* Begin *

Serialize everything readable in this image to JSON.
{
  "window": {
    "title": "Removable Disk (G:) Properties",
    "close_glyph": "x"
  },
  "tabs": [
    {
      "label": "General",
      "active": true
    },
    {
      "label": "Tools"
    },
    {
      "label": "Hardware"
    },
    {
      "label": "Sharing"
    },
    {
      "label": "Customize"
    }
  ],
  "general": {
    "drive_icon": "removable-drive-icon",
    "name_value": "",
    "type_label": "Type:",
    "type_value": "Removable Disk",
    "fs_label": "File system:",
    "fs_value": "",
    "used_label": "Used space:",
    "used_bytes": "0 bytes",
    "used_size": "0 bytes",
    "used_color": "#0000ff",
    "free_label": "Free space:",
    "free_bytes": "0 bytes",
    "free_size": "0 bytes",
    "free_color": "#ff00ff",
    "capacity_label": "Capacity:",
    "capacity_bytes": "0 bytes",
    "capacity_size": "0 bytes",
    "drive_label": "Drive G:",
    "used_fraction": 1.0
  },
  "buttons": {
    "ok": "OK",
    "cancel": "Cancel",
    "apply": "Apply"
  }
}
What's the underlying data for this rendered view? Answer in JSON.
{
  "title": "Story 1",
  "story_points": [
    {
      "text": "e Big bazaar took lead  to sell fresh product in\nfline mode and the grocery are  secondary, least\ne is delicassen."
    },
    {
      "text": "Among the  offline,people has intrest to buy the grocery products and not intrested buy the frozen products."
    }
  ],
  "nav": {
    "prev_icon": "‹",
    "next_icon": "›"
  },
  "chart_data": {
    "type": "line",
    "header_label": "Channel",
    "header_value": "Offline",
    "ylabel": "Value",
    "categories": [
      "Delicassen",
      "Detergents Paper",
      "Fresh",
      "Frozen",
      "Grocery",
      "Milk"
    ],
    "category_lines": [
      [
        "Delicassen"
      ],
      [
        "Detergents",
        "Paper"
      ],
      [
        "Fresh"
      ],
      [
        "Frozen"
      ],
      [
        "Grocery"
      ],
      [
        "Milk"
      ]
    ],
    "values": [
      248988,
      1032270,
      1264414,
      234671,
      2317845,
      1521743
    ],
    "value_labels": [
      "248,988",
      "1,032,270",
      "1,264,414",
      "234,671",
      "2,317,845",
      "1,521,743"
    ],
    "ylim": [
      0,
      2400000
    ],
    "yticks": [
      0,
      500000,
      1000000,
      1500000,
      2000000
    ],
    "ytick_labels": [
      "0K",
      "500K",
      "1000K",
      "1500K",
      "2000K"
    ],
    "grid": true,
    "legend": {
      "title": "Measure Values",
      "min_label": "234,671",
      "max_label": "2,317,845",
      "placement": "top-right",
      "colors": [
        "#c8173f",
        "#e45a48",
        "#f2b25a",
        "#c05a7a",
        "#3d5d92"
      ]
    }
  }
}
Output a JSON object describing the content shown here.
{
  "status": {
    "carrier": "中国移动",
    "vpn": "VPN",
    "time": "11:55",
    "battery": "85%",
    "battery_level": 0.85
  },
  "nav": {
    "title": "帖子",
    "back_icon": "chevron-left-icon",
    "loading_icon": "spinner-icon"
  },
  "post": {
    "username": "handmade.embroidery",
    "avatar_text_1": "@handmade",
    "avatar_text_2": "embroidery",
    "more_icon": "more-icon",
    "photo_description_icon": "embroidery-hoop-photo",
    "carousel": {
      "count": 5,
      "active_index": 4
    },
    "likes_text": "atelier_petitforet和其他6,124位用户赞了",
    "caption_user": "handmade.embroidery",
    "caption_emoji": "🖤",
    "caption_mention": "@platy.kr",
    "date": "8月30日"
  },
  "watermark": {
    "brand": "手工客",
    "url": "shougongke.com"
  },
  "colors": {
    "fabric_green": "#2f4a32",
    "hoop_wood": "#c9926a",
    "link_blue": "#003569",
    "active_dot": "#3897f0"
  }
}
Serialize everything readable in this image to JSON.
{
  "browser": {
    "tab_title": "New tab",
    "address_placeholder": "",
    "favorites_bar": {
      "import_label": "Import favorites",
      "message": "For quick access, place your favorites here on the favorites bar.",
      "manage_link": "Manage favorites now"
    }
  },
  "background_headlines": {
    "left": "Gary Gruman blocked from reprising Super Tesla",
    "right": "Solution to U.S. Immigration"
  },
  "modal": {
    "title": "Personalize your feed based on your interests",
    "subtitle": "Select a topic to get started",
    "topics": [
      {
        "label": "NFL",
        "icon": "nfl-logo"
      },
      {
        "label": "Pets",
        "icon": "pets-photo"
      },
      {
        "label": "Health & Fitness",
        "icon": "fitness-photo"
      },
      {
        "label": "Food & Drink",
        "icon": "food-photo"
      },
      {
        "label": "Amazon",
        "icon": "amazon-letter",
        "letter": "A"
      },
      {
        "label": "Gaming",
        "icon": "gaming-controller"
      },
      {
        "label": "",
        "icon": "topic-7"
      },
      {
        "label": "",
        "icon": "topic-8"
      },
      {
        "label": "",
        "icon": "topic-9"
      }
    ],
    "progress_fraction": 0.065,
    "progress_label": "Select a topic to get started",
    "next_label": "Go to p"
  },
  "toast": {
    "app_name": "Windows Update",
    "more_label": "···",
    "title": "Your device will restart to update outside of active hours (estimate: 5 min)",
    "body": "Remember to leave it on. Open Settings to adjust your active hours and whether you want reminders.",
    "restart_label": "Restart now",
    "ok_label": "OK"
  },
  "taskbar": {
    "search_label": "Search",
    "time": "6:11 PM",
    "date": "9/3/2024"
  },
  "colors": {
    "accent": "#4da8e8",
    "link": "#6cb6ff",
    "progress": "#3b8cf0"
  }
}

* End *

» DO THIS
Every record above should be copied exactly.

» RESULT BELOW
Serialize everything readable in this image to JSON.
{
  "window": {
    "title": "Removable Disk (G:) Properties",
    "close_glyph": "x"
  },
  "tabs": [
    {
      "label": "General",
      "active": true
    },
    {
      "label": "Tools"
    },
    {
      "label": "Hardware"
    },
    {
      "label": "Sharing"
    },
    {
      "label": "Customize"
    }
  ],
  "general": {
    "drive_icon": "removable-drive-icon",
    "name_value": "",
    "type_label": "Type:",
    "type_value": "Removable Disk",
    "fs_label": "File system:",
    "fs_value": "",
    "used_label": "Used space:",
    "used_bytes": "0 bytes",
    "used_size": "0 bytes",
    "used_color": "#0000ff",
    "free_label": "Free space:",
    "free_bytes": "0 bytes",
    "free_size": "0 bytes",
    "free_color": "#ff00ff",
    "capacity_label": "Capacity:",
    "capacity_bytes": "0 bytes",
    "capacity_size": "0 bytes",
    "drive_label": "Drive G:",
    "used_fraction": 1.0
  },
  "buttons": {
    "ok": "OK",
    "cancel": "Cancel",
    "apply": "Apply"
  }
}
What's the underlying data for this rendered view? Answer in JSON.
{
  "title": "Story 1",
  "story_points": [
    {
      "text": "e Big bazaar took lead  to sell fresh product in\nfline mode and the grocery are  secondary, least\ne is delicassen."
    },
    {
      "text": "Among the  offline,people has intrest to buy the grocery products and not intrested buy the frozen products."
    }
  ],
  "nav": {
    "prev_icon": "‹",
    "next_icon": "›"
  },
  "chart_data": {
    "type": "line",
    "header_label": "Channel",
    "header_value": "Offline",
    "ylabel": "Value",
    "categories": [
      "Delicassen",
      "Detergents Paper",
      "Fresh",
      "Frozen",
      "Grocery",
      "Milk"
    ],
    "category_lines": [
      [
        "Delicassen"
      ],
      [
        "Detergents",
        "Paper"
      ],
      [
        "Fresh"
      ],
      [
        "Frozen"
      ],
      [
        "Grocery"
      ],
      [
        "Milk"
      ]
    ],
    "values": [
      248988,
      1032270,
      1264414,
      234671,
      2317845,
      1521743
    ],
    "value_labels": [
      "248,988",
      "1,032,270",
      "1,264,414",
      "234,671",
      "2,317,845",
      "1,521,743"
    ],
    "ylim": [
      0,
      2400000
    ],
    "yticks": [
      0,
      500000,
      1000000,
      1500000,
      2000000
    ],
    "ytick_labels": [
      "0K",
      "500K",
      "1000K",
      "1500K",
      "2000K"
    ],
    "grid": true,
    "legend": {
      "title": "Measure Values",
      "min_label": "234,671",
      "max_label": "2,317,845",
      "placement": "top-right",
      "colors": [
        "#c8173f",
        "#e45a48",
        "#f2b25a",
        "#c05a7a",
        "#3d5d92"
      ]
    }
  }
}
Output a JSON object describing the content shown here.
{
  "status": {
    "carrier": "中国移动",
    "vpn": "VPN",
    "time": "11:55",
    "battery": "85%",
    "battery_level": 0.85
  },
  "nav": {
    "title": "帖子",
    "back_icon": "chevron-left-icon",
    "loading_icon": "spinner-icon"
  },
  "post": {
    "username": "handmade.embroidery",
    "avatar_text_1": "@handmade",
    "avatar_text_2": "embroidery",
    "more_icon": "more-icon",
    "photo_description_icon": "embroidery-hoop-photo",
    "carousel": {
      "count": 5,
      "active_index": 4
    },
    "likes_text": "atelier_petitforet和其他6,124位用户赞了",
    "caption_user": "handmade.embroidery",
    "caption_emoji": "🖤",
    "caption_mention": "@platy.kr",
    "date": "8月30日"
  },
  "watermark": {
    "brand": "手工客",
    "url": "shougongke.com"
  },
  "colors": {
    "fabric_green": "#2f4a32",
    "hoop_wood": "#c9926a",
    "link_blue": "#003569",
    "active_dot": "#3897f0"
  }
}
Serialize everything readable in this image to JSON.
{
  "browser": {
    "tab_title": "New tab",
    "address_placeholder": "",
    "favorites_bar": {
      "import_label": "Import favorites",
      "message": "For quick access, place your favorites here on the favorites bar.",
      "manage_link": "Manage favorites now"
    }
  },
  "background_headlines": {
    "left": "Gary Gruman blocked from reprising Super Tesla",
    "right": "Solution to U.S. Immigration"
  },
  "modal": {
    "title": "Personalize your feed based on your interests",
    "subtitle": "Select a topic to get started",
    "topics": [
      {
        "label": "NFL",
        "icon": "nfl-logo"
      },
      {
        "label": "Pets",
        "icon": "pets-photo"
      },
      {
        "label": "Health & Fitness",
        "icon": "fitness-photo"
      },
      {
        "label": "Food & Drink",
        "icon": "food-photo"
      },
      {
        "label": "Amazon",
        "icon": "amazon-letter",
        "letter": "A"
      },
      {
        "label": "Gaming",
        "icon": "gaming-controller"
      },
      {
        "label": "",
        "icon": "topic-7"
      },
      {
        "label": "",
        "icon": "topic-8"
      },
      {
        "label": "",
        "icon": "topic-9"
      }
    ],
    "progress_fraction": 0.065,
    "progress_label": "Select a topic to get started",
    "next_label": "Go to p"
  },
  "toast": {
    "app_name": "Windows Update",
    "more_label": "···",
    "title": "Your device will restart to update outside of active hours (estimate: 5 min)",
    "body": "Remember to leave it on. Open Settings to adjust your active hours and whether you want reminders.",
    "restart_label": "Restart now",
    "ok_label": "OK"
  },
  "taskbar": {
    "search_label": "Search",
    "time": "6:11 PM",
    "date": "9/3/2024"
  },
  "colors": {
    "accent": "#4da8e8",
    "link": "#6cb6ff",
    "progress": "#3b8cf0"
  }
}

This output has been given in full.